* Exercise task: Go through the records below line by line, counting those that contain the word "anchor"; answer with the count only.

* Data for this exercise:
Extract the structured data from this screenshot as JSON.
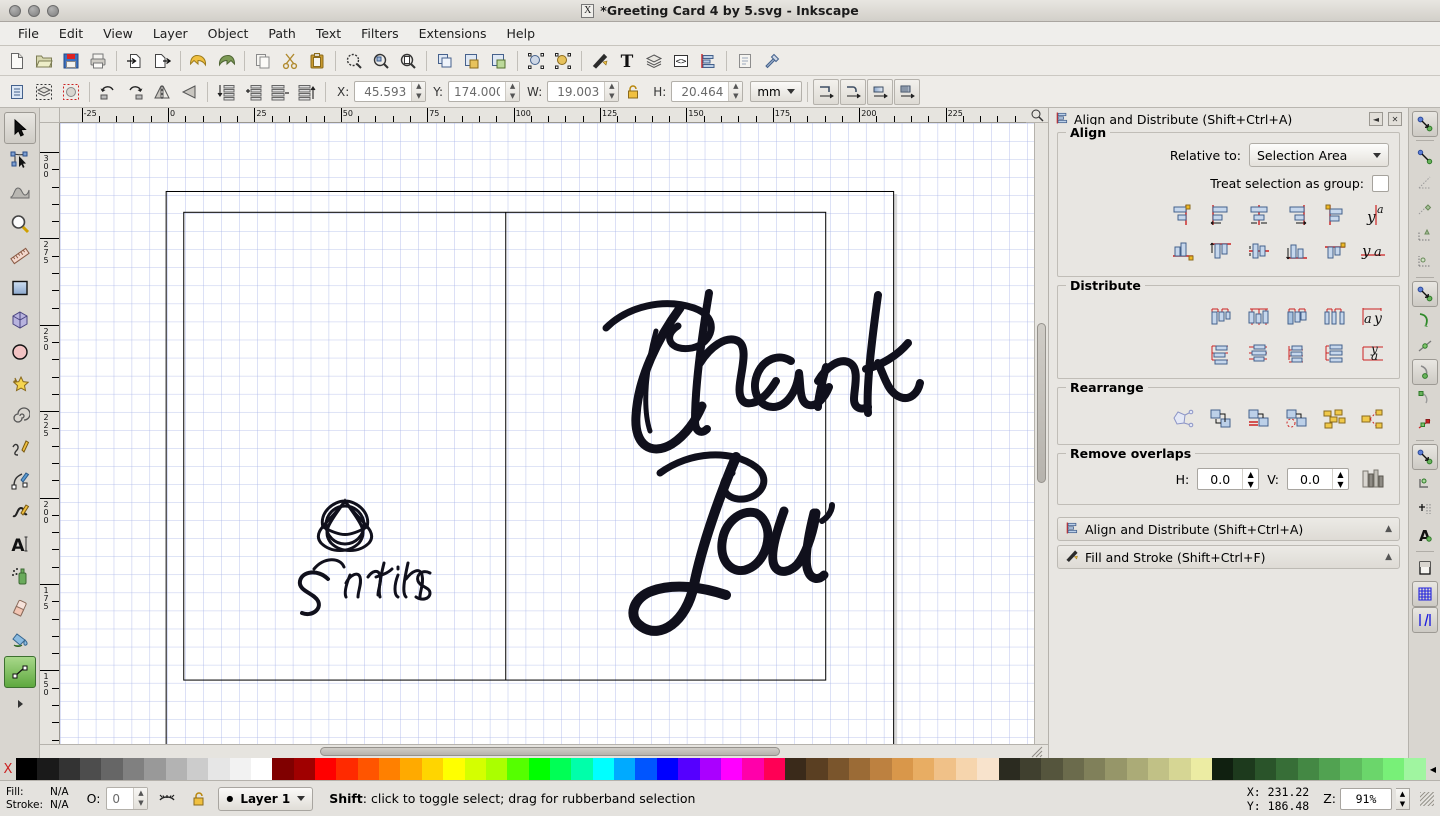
{
  "window": {
    "title": "*Greeting Card 4 by 5.svg - Inkscape",
    "app_icon": "X"
  },
  "menubar": {
    "items": [
      {
        "label": "File"
      },
      {
        "label": "Edit"
      },
      {
        "label": "View"
      },
      {
        "label": "Layer"
      },
      {
        "label": "Object"
      },
      {
        "label": "Path"
      },
      {
        "label": "Text"
      },
      {
        "label": "Filters"
      },
      {
        "label": "Extensions"
      },
      {
        "label": "Help"
      }
    ]
  },
  "command_toolbar": {
    "buttons": [
      {
        "name": "new-document-icon"
      },
      {
        "name": "open-document-icon"
      },
      {
        "name": "save-document-icon"
      },
      {
        "name": "print-document-icon"
      },
      {
        "name": "import-icon"
      },
      {
        "name": "export-icon"
      },
      {
        "name": "undo-icon"
      },
      {
        "name": "redo-icon"
      },
      {
        "name": "copy-icon"
      },
      {
        "name": "cut-icon"
      },
      {
        "name": "paste-icon"
      },
      {
        "name": "zoom-selection-icon"
      },
      {
        "name": "zoom-drawing-icon"
      },
      {
        "name": "zoom-page-icon"
      },
      {
        "name": "duplicate-icon"
      },
      {
        "name": "group-icon"
      },
      {
        "name": "ungroup-icon"
      },
      {
        "name": "object-properties-icon"
      },
      {
        "name": "xml-object-icon"
      },
      {
        "name": "fill-and-stroke-icon"
      },
      {
        "name": "text-and-font-icon"
      },
      {
        "name": "layers-icon"
      },
      {
        "name": "xml-editor-icon"
      },
      {
        "name": "align-and-distribute-icon"
      },
      {
        "name": "document-preferences-icon"
      },
      {
        "name": "inkscape-preferences-icon"
      }
    ]
  },
  "select_toolbar": {
    "buttons": [
      {
        "name": "select-all-icon"
      },
      {
        "name": "select-all-layers-icon"
      },
      {
        "name": "deselect-icon"
      },
      {
        "name": "rotate-ccw-icon"
      },
      {
        "name": "rotate-cw-icon"
      },
      {
        "name": "flip-horizontal-icon"
      },
      {
        "name": "flip-vertical-icon"
      },
      {
        "name": "lower-to-bottom-icon"
      },
      {
        "name": "lower-icon"
      },
      {
        "name": "raise-icon"
      },
      {
        "name": "raise-to-top-icon"
      }
    ],
    "x_label": "X:",
    "x_value": "45.593",
    "y_label": "Y:",
    "y_value": "174.000",
    "w_label": "W:",
    "w_value": "19.003",
    "lock_icon": "lock-ratio-icon",
    "h_label": "H:",
    "h_value": "20.464",
    "unit": "mm",
    "affect_buttons": [
      {
        "name": "affect-stroke-width-icon"
      },
      {
        "name": "affect-rounded-corners-icon"
      },
      {
        "name": "affect-gradients-icon"
      },
      {
        "name": "affect-patterns-icon"
      }
    ]
  },
  "toolbox": {
    "tools": [
      {
        "name": "selector-tool",
        "selected": true
      },
      {
        "name": "node-tool",
        "selected": false
      },
      {
        "name": "tweak-tool",
        "selected": false
      },
      {
        "name": "zoom-tool",
        "selected": false
      },
      {
        "name": "measure-tool",
        "selected": false
      },
      {
        "name": "rectangle-tool",
        "selected": false
      },
      {
        "name": "box3d-tool",
        "selected": false
      },
      {
        "name": "ellipse-tool",
        "selected": false
      },
      {
        "name": "star-tool",
        "selected": false
      },
      {
        "name": "spiral-tool",
        "selected": false
      },
      {
        "name": "pencil-tool",
        "selected": false
      },
      {
        "name": "bezier-tool",
        "selected": false
      },
      {
        "name": "calligraphy-tool",
        "selected": false
      },
      {
        "name": "text-tool",
        "selected": false
      },
      {
        "name": "spray-tool",
        "selected": false
      },
      {
        "name": "eraser-tool",
        "selected": false
      },
      {
        "name": "paint-bucket-tool",
        "selected": false
      },
      {
        "name": "gradient-tool",
        "selected": false
      },
      {
        "name": "more-tools-arrow",
        "selected": false
      }
    ]
  },
  "rulers": {
    "unit": "mm",
    "horizontal_labels": [
      "-25",
      "0",
      "25",
      "50",
      "75",
      "100",
      "125",
      "150",
      "175",
      "200",
      "225"
    ],
    "vertical_labels": [
      "300",
      "275",
      "250",
      "225",
      "200",
      "175",
      "150"
    ]
  },
  "canvas": {
    "document_text_line1": "Thank",
    "document_text_line2": "You",
    "signature_text": "Smiths",
    "logo": "triquetra-knot",
    "grid_color": "#9aa8e0",
    "page_border_color": "#000000"
  },
  "dock": {
    "header": {
      "title": "Align and Distribute (Shift+Ctrl+A)",
      "icon": "align-and-distribute-icon",
      "collapse_label": "◄",
      "close_label": "✕"
    },
    "align": {
      "group_label": "Align",
      "relative_to_label": "Relative to:",
      "relative_to_value": "Selection Area",
      "treat_as_group_label": "Treat selection as group:",
      "treat_as_group_checked": false,
      "row1": [
        {
          "name": "align-right-edge-to-left-anchor-icon"
        },
        {
          "name": "align-left-edges-icon"
        },
        {
          "name": "center-on-vertical-axis-icon"
        },
        {
          "name": "align-right-edges-icon"
        },
        {
          "name": "align-left-edge-to-right-anchor-icon"
        },
        {
          "name": "text-align-baseline-vertical-icon"
        }
      ],
      "row2": [
        {
          "name": "align-bottom-edge-to-top-anchor-icon"
        },
        {
          "name": "align-top-edges-icon"
        },
        {
          "name": "center-on-horizontal-axis-icon"
        },
        {
          "name": "align-bottom-edges-icon"
        },
        {
          "name": "align-top-edge-to-bottom-anchor-icon"
        },
        {
          "name": "text-align-baseline-horizontal-icon"
        }
      ]
    },
    "distribute": {
      "group_label": "Distribute",
      "row1": [
        {
          "name": "distribute-left-edges-icon"
        },
        {
          "name": "distribute-centers-horizontal-icon"
        },
        {
          "name": "distribute-right-edges-icon"
        },
        {
          "name": "distribute-horizontal-gaps-icon"
        },
        {
          "name": "distribute-text-baselines-horizontal-icon"
        }
      ],
      "row2": [
        {
          "name": "distribute-top-edges-icon"
        },
        {
          "name": "distribute-centers-vertical-icon"
        },
        {
          "name": "distribute-bottom-edges-icon"
        },
        {
          "name": "distribute-vertical-gaps-icon"
        },
        {
          "name": "distribute-text-baselines-vertical-icon"
        }
      ]
    },
    "rearrange": {
      "group_label": "Rearrange",
      "buttons": [
        {
          "name": "exchange-positions-graph-icon"
        },
        {
          "name": "exchange-positions-selection-order-icon"
        },
        {
          "name": "exchange-positions-zorder-icon"
        },
        {
          "name": "exchange-positions-clockwise-icon"
        },
        {
          "name": "randomize-positions-icon"
        },
        {
          "name": "unclump-objects-icon"
        }
      ]
    },
    "remove_overlaps": {
      "group_label": "Remove overlaps",
      "h_label": "H:",
      "h_value": "0.0",
      "v_label": "V:",
      "v_value": "0.0",
      "apply_icon": "remove-overlaps-icon"
    },
    "collapsed_panels": [
      {
        "label": "Align and Distribute (Shift+Ctrl+A)",
        "icon": "align-and-distribute-icon",
        "arrow": "▲"
      },
      {
        "label": "Fill and Stroke (Shift+Ctrl+F)",
        "icon": "fill-and-stroke-icon",
        "arrow": "▲"
      }
    ]
  },
  "snapbar": {
    "buttons": [
      {
        "name": "enable-snapping-icon",
        "on": true
      },
      {
        "name": "snap-bounding-boxes-icon",
        "on": false
      },
      {
        "name": "snap-bbox-edges-icon",
        "on": false
      },
      {
        "name": "snap-bbox-corners-icon",
        "on": false
      },
      {
        "name": "snap-bbox-edge-midpoints-icon",
        "on": false
      },
      {
        "name": "snap-bbox-centers-icon",
        "on": false
      },
      {
        "name": "snap-nodes-paths-icon",
        "on": true
      },
      {
        "name": "snap-to-paths-icon",
        "on": false
      },
      {
        "name": "snap-path-intersections-icon",
        "on": false
      },
      {
        "name": "snap-to-nodes-icon",
        "on": true
      },
      {
        "name": "snap-smooth-nodes-icon",
        "on": false
      },
      {
        "name": "snap-midpoints-line-segments-icon",
        "on": false
      },
      {
        "name": "snap-others-icon",
        "on": true
      },
      {
        "name": "snap-object-centers-icon",
        "on": false
      },
      {
        "name": "snap-rotation-centers-icon",
        "on": false
      },
      {
        "name": "snap-text-baselines-icon",
        "on": false
      },
      {
        "name": "snap-page-border-icon",
        "on": false
      },
      {
        "name": "snap-grids-icon",
        "on": true
      },
      {
        "name": "snap-guides-icon",
        "on": true
      }
    ]
  },
  "palette": {
    "swatches": [
      "#000000",
      "#1a1a1a",
      "#333333",
      "#4d4d4d",
      "#666666",
      "#808080",
      "#999999",
      "#b3b3b3",
      "#cccccc",
      "#e6e6e6",
      "#f2f2f2",
      "#ffffff",
      "#800000",
      "#a00000",
      "#ff0000",
      "#ff2a00",
      "#ff5500",
      "#ff8000",
      "#ffaa00",
      "#ffd500",
      "#ffff00",
      "#d4ff00",
      "#aaff00",
      "#55ff00",
      "#00ff00",
      "#00ff55",
      "#00ffaa",
      "#00ffff",
      "#00aaff",
      "#0055ff",
      "#0000ff",
      "#5500ff",
      "#aa00ff",
      "#ff00ff",
      "#ff00aa",
      "#ff0055",
      "#3a2a1a",
      "#5a3f22",
      "#7a552c",
      "#9b6b36",
      "#bd8140",
      "#d9974a",
      "#e8ad63",
      "#f0c188",
      "#f6d5ad",
      "#f8e3cc",
      "#2b2b20",
      "#40402f",
      "#55553d",
      "#6b6b4c",
      "#80805a",
      "#969669",
      "#abab77",
      "#c1c186",
      "#d6d694",
      "#ececa3",
      "#102010",
      "#1d3a1d",
      "#2a542a",
      "#376e37",
      "#448844",
      "#51a251",
      "#5ebc5e",
      "#6bd66b",
      "#78f078",
      "#a0f5a0"
    ],
    "x_label": "X"
  },
  "statusbar": {
    "fill_label": "Fill:",
    "fill_value": "N/A",
    "stroke_label": "Stroke:",
    "stroke_value": "N/A",
    "opacity_label": "O:",
    "opacity_value": "0",
    "hide_layer_icon": "eye-closed-icon",
    "lock_layer_icon": "unlock-icon",
    "layer_name": "Layer 1",
    "hint_bold": "Shift",
    "hint_rest": ": click to toggle select; drag for rubberband selection",
    "x_label": "X:",
    "x_value": "231.22",
    "y_label": "Y:",
    "y_value": "186.48",
    "zoom_label": "Z:",
    "zoom_value": "91%"
  }
}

* Worked answer: 4